Retype the listing that follows, exactly as written.

• [DATA EXCERPTS]

* * * * * * *

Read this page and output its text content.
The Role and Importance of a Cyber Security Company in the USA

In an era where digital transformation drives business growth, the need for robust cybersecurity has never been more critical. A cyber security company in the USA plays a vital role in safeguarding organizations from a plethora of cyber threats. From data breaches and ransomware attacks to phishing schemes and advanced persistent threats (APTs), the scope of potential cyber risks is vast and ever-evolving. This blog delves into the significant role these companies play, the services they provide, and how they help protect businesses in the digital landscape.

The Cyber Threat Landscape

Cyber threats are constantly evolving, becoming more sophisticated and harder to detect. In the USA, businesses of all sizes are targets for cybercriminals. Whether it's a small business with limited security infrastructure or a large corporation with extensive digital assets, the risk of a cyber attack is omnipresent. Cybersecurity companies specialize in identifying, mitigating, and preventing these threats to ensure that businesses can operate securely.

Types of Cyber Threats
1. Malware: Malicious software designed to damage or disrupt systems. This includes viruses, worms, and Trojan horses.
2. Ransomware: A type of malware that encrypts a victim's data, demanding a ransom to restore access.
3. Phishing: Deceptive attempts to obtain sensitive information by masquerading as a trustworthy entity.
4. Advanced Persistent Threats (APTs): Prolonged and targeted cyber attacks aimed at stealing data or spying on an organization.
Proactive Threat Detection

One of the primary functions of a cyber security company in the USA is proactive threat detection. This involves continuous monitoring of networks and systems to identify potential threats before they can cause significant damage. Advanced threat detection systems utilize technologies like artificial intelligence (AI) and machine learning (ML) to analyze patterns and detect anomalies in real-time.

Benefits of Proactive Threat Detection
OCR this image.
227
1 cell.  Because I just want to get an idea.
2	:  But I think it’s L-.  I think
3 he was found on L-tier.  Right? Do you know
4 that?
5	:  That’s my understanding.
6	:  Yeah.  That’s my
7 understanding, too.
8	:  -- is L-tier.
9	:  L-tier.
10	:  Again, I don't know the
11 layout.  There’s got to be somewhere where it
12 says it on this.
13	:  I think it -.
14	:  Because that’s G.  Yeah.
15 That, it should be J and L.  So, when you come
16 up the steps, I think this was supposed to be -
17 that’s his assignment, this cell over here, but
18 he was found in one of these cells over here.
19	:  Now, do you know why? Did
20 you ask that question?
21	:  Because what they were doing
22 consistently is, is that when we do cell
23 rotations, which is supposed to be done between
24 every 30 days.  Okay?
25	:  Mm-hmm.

* * * * * * *

• [SOLUTION TO THE PROBLEM]
Read this page and output its text content.
The Role and Importance of a Cyber Security Company in the USA

In an era where digital transformation drives business growth, the need for robust cybersecurity has never been more critical. A cyber security company in the USA plays a vital role in safeguarding organizations from a plethora of cyber threats. From data breaches and ransomware attacks to phishing schemes and advanced persistent threats (APTs), the scope of potential cyber risks is vast and ever-evolving. This blog delves into the significant role these companies play, the services they provide, and how they help protect businesses in the digital landscape.

The Cyber Threat Landscape

Cyber threats are constantly evolving, becoming more sophisticated and harder to detect. In the USA, businesses of all sizes are targets for cybercriminals. Whether it's a small business with limited security infrastructure or a large corporation with extensive digital assets, the risk of a cyber attack is omnipresent. Cybersecurity companies specialize in identifying, mitigating, and preventing these threats to ensure that businesses can operate securely.

Types of Cyber Threats
1. Malware: Malicious software designed to damage or disrupt systems. This includes viruses, worms, and Trojan horses.
2. Ransomware: A type of malware that encrypts a victim's data, demanding a ransom to restore access.
3. Phishing: Deceptive attempts to obtain sensitive information by masquerading as a trustworthy entity.
4. Advanced Persistent Threats (APTs): Prolonged and targeted cyber attacks aimed at stealing data or spying on an organization.
Proactive Threat Detection

One of the primary functions of a cyber security company in the USA is proactive threat detection. This involves continuous monitoring of networks and systems to identify potential threats before they can cause significant damage. Advanced threat detection systems utilize technologies like artificial intelligence (AI) and machine learning (ML) to analyze patterns and detect anomalies in real-time.

Benefits of Proactive Threat Detection
OCR this image.
227
1 cell.  Because I just want to get an idea.
2	:  But I think it’s L-.  I think
3 he was found on L-tier.  Right? Do you know
4 that?
5	:  That’s my understanding.
6	:  Yeah.  That’s my
7 understanding, too.
8	:  -- is L-tier.
9	:  L-tier.
10	:  Again, I don't know the
11 layout.  There’s got to be somewhere where it
12 says it on this.
13	:  I think it -.
14	:  Because that’s G.  Yeah.
15 That, it should be J and L.  So, when you come
16 up the steps, I think this was supposed to be -
17 that’s his assignment, this cell over here, but
18 he was found in one of these cells over here.
19	:  Now, do you know why? Did
20 you ask that question?
21	:  Because what they were doing
22 consistently is, is that when we do cell
23 rotations, which is supposed to be done between
24 every 30 days.  Okay?
25	:  Mm-hmm.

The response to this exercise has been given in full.